● WHAT TO PRODUCE
Repeat every entry word for word, but leave the images out of your copy.

——

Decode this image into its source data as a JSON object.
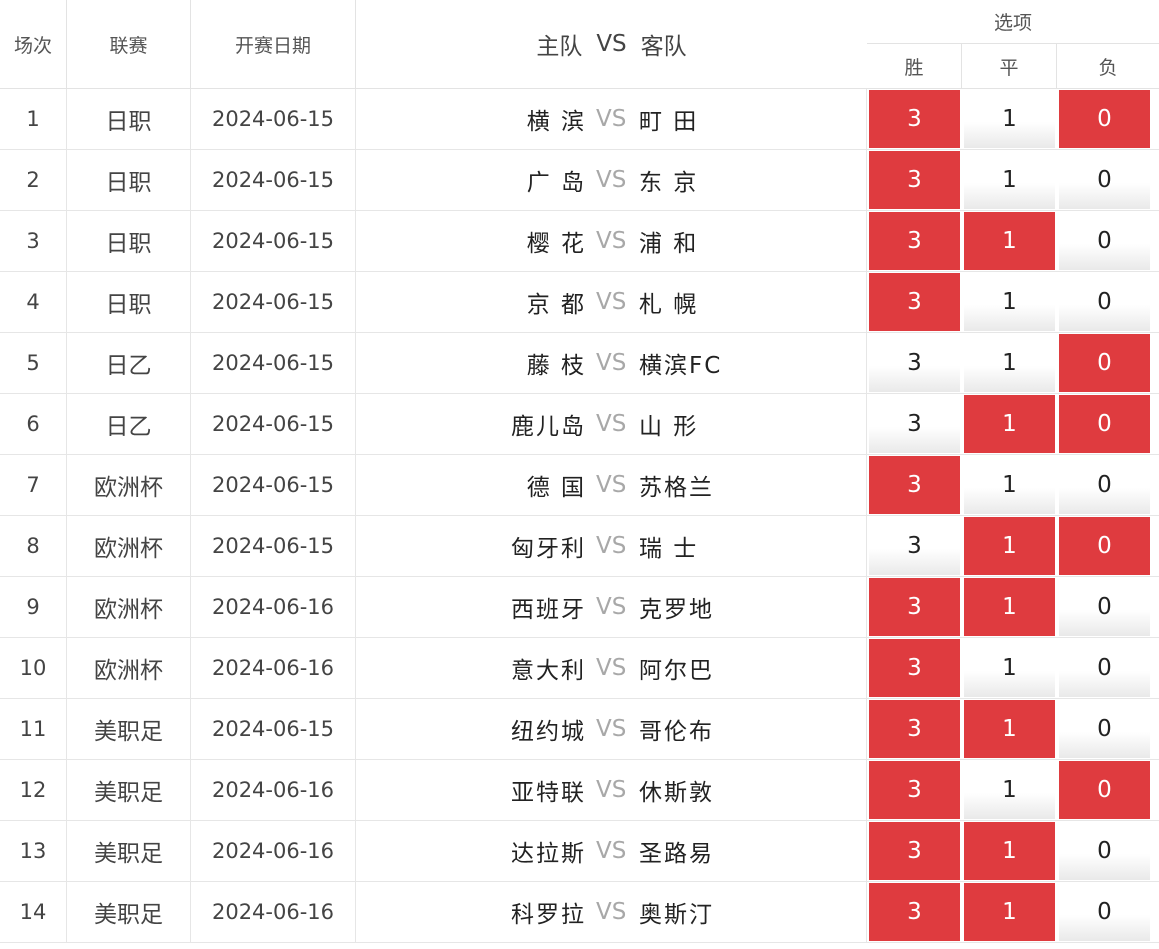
{
  "header": {
    "no": "场次",
    "league": "联赛",
    "date": "开赛日期",
    "home": "主队",
    "vs": "VS",
    "away": "客队",
    "options": "选项",
    "win": "胜",
    "draw": "平",
    "lose": "负"
  },
  "colors": {
    "selected": "#df3b3f",
    "vs_text": "#a8a8a8"
  },
  "matches": [
    {
      "no": "1",
      "league": "日职",
      "date": "2024-06-15",
      "home": "横 滨",
      "vs": "VS",
      "away": "町 田",
      "win": "3",
      "draw": "1",
      "lose": "0",
      "win_selected": true,
      "draw_selected": false,
      "lose_selected": true
    },
    {
      "no": "2",
      "league": "日职",
      "date": "2024-06-15",
      "home": "广 岛",
      "vs": "VS",
      "away": "东 京",
      "win": "3",
      "draw": "1",
      "lose": "0",
      "win_selected": true,
      "draw_selected": false,
      "lose_selected": false
    },
    {
      "no": "3",
      "league": "日职",
      "date": "2024-06-15",
      "home": "樱 花",
      "vs": "VS",
      "away": "浦 和",
      "win": "3",
      "draw": "1",
      "lose": "0",
      "win_selected": true,
      "draw_selected": true,
      "lose_selected": false
    },
    {
      "no": "4",
      "league": "日职",
      "date": "2024-06-15",
      "home": "京 都",
      "vs": "VS",
      "away": "札 幌",
      "win": "3",
      "draw": "1",
      "lose": "0",
      "win_selected": true,
      "draw_selected": false,
      "lose_selected": false
    },
    {
      "no": "5",
      "league": "日乙",
      "date": "2024-06-15",
      "home": "藤 枝",
      "vs": "VS",
      "away": "横滨FC",
      "win": "3",
      "draw": "1",
      "lose": "0",
      "win_selected": false,
      "draw_selected": false,
      "lose_selected": true
    },
    {
      "no": "6",
      "league": "日乙",
      "date": "2024-06-15",
      "home": "鹿儿岛",
      "vs": "VS",
      "away": "山 形",
      "win": "3",
      "draw": "1",
      "lose": "0",
      "win_selected": false,
      "draw_selected": true,
      "lose_selected": true
    },
    {
      "no": "7",
      "league": "欧洲杯",
      "date": "2024-06-15",
      "home": "德 国",
      "vs": "VS",
      "away": "苏格兰",
      "win": "3",
      "draw": "1",
      "lose": "0",
      "win_selected": true,
      "draw_selected": false,
      "lose_selected": false
    },
    {
      "no": "8",
      "league": "欧洲杯",
      "date": "2024-06-15",
      "home": "匈牙利",
      "vs": "VS",
      "away": "瑞 士",
      "win": "3",
      "draw": "1",
      "lose": "0",
      "win_selected": false,
      "draw_selected": true,
      "lose_selected": true
    },
    {
      "no": "9",
      "league": "欧洲杯",
      "date": "2024-06-16",
      "home": "西班牙",
      "vs": "VS",
      "away": "克罗地",
      "win": "3",
      "draw": "1",
      "lose": "0",
      "win_selected": true,
      "draw_selected": true,
      "lose_selected": false
    },
    {
      "no": "10",
      "league": "欧洲杯",
      "date": "2024-06-16",
      "home": "意大利",
      "vs": "VS",
      "away": "阿尔巴",
      "win": "3",
      "draw": "1",
      "lose": "0",
      "win_selected": true,
      "draw_selected": false,
      "lose_selected": false
    },
    {
      "no": "11",
      "league": "美职足",
      "date": "2024-06-15",
      "home": "纽约城",
      "vs": "VS",
      "away": "哥伦布",
      "win": "3",
      "draw": "1",
      "lose": "0",
      "win_selected": true,
      "draw_selected": true,
      "lose_selected": false
    },
    {
      "no": "12",
      "league": "美职足",
      "date": "2024-06-16",
      "home": "亚特联",
      "vs": "VS",
      "away": "休斯敦",
      "win": "3",
      "draw": "1",
      "lose": "0",
      "win_selected": true,
      "draw_selected": false,
      "lose_selected": true
    },
    {
      "no": "13",
      "league": "美职足",
      "date": "2024-06-16",
      "home": "达拉斯",
      "vs": "VS",
      "away": "圣路易",
      "win": "3",
      "draw": "1",
      "lose": "0",
      "win_selected": true,
      "draw_selected": true,
      "lose_selected": false
    },
    {
      "no": "14",
      "league": "美职足",
      "date": "2024-06-16",
      "home": "科罗拉",
      "vs": "VS",
      "away": "奥斯汀",
      "win": "3",
      "draw": "1",
      "lose": "0",
      "win_selected": true,
      "draw_selected": true,
      "lose_selected": false
    }
  ]
}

——

● TASK RESPONSE
Decode this image into its source data as a JSON object.
{
  "header": {
    "no": "场次",
    "league": "联赛",
    "date": "开赛日期",
    "home": "主队",
    "vs": "VS",
    "away": "客队",
    "options": "选项",
    "win": "胜",
    "draw": "平",
    "lose": "负"
  },
  "colors": {
    "selected": "#df3b3f",
    "vs_text": "#a8a8a8"
  },
  "matches": [
    {
      "no": "1",
      "league": "日职",
      "date": "2024-06-15",
      "home": "横 滨",
      "vs": "VS",
      "away": "町 田",
      "win": "3",
      "draw": "1",
      "lose": "0",
      "win_selected": true,
      "draw_selected": false,
      "lose_selected": true
    },
    {
      "no": "2",
      "league": "日职",
      "date": "2024-06-15",
      "home": "广 岛",
      "vs": "VS",
      "away": "东 京",
      "win": "3",
      "draw": "1",
      "lose": "0",
      "win_selected": true,
      "draw_selected": false,
      "lose_selected": false
    },
    {
      "no": "3",
      "league": "日职",
      "date": "2024-06-15",
      "home": "樱 花",
      "vs": "VS",
      "away": "浦 和",
      "win": "3",
      "draw": "1",
      "lose": "0",
      "win_selected": true,
      "draw_selected": true,
      "lose_selected": false
    },
    {
      "no": "4",
      "league": "日职",
      "date": "2024-06-15",
      "home": "京 都",
      "vs": "VS",
      "away": "札 幌",
      "win": "3",
      "draw": "1",
      "lose": "0",
      "win_selected": true,
      "draw_selected": false,
      "lose_selected": false
    },
    {
      "no": "5",
      "league": "日乙",
      "date": "2024-06-15",
      "home": "藤 枝",
      "vs": "VS",
      "away": "横滨FC",
      "win": "3",
      "draw": "1",
      "lose": "0",
      "win_selected": false,
      "draw_selected": false,
      "lose_selected": true
    },
    {
      "no": "6",
      "league": "日乙",
      "date": "2024-06-15",
      "home": "鹿儿岛",
      "vs": "VS",
      "away": "山 形",
      "win": "3",
      "draw": "1",
      "lose": "0",
      "win_selected": false,
      "draw_selected": true,
      "lose_selected": true
    },
    {
      "no": "7",
      "league": "欧洲杯",
      "date": "2024-06-15",
      "home": "德 国",
      "vs": "VS",
      "away": "苏格兰",
      "win": "3",
      "draw": "1",
      "lose": "0",
      "win_selected": true,
      "draw_selected": false,
      "lose_selected": false
    },
    {
      "no": "8",
      "league": "欧洲杯",
      "date": "2024-06-15",
      "home": "匈牙利",
      "vs": "VS",
      "away": "瑞 士",
      "win": "3",
      "draw": "1",
      "lose": "0",
      "win_selected": false,
      "draw_selected": true,
      "lose_selected": true
    },
    {
      "no": "9",
      "league": "欧洲杯",
      "date": "2024-06-16",
      "home": "西班牙",
      "vs": "VS",
      "away": "克罗地",
      "win": "3",
      "draw": "1",
      "lose": "0",
      "win_selected": true,
      "draw_selected": true,
      "lose_selected": false
    },
    {
      "no": "10",
      "league": "欧洲杯",
      "date": "2024-06-16",
      "home": "意大利",
      "vs": "VS",
      "away": "阿尔巴",
      "win": "3",
      "draw": "1",
      "lose": "0",
      "win_selected": true,
      "draw_selected": false,
      "lose_selected": false
    },
    {
      "no": "11",
      "league": "美职足",
      "date": "2024-06-15",
      "home": "纽约城",
      "vs": "VS",
      "away": "哥伦布",
      "win": "3",
      "draw": "1",
      "lose": "0",
      "win_selected": true,
      "draw_selected": true,
      "lose_selected": false
    },
    {
      "no": "12",
      "league": "美职足",
      "date": "2024-06-16",
      "home": "亚特联",
      "vs": "VS",
      "away": "休斯敦",
      "win": "3",
      "draw": "1",
      "lose": "0",
      "win_selected": true,
      "draw_selected": false,
      "lose_selected": true
    },
    {
      "no": "13",
      "league": "美职足",
      "date": "2024-06-16",
      "home": "达拉斯",
      "vs": "VS",
      "away": "圣路易",
      "win": "3",
      "draw": "1",
      "lose": "0",
      "win_selected": true,
      "draw_selected": true,
      "lose_selected": false
    },
    {
      "no": "14",
      "league": "美职足",
      "date": "2024-06-16",
      "home": "科罗拉",
      "vs": "VS",
      "away": "奥斯汀",
      "win": "3",
      "draw": "1",
      "lose": "0",
      "win_selected": true,
      "draw_selected": true,
      "lose_selected": false
    }
  ]
}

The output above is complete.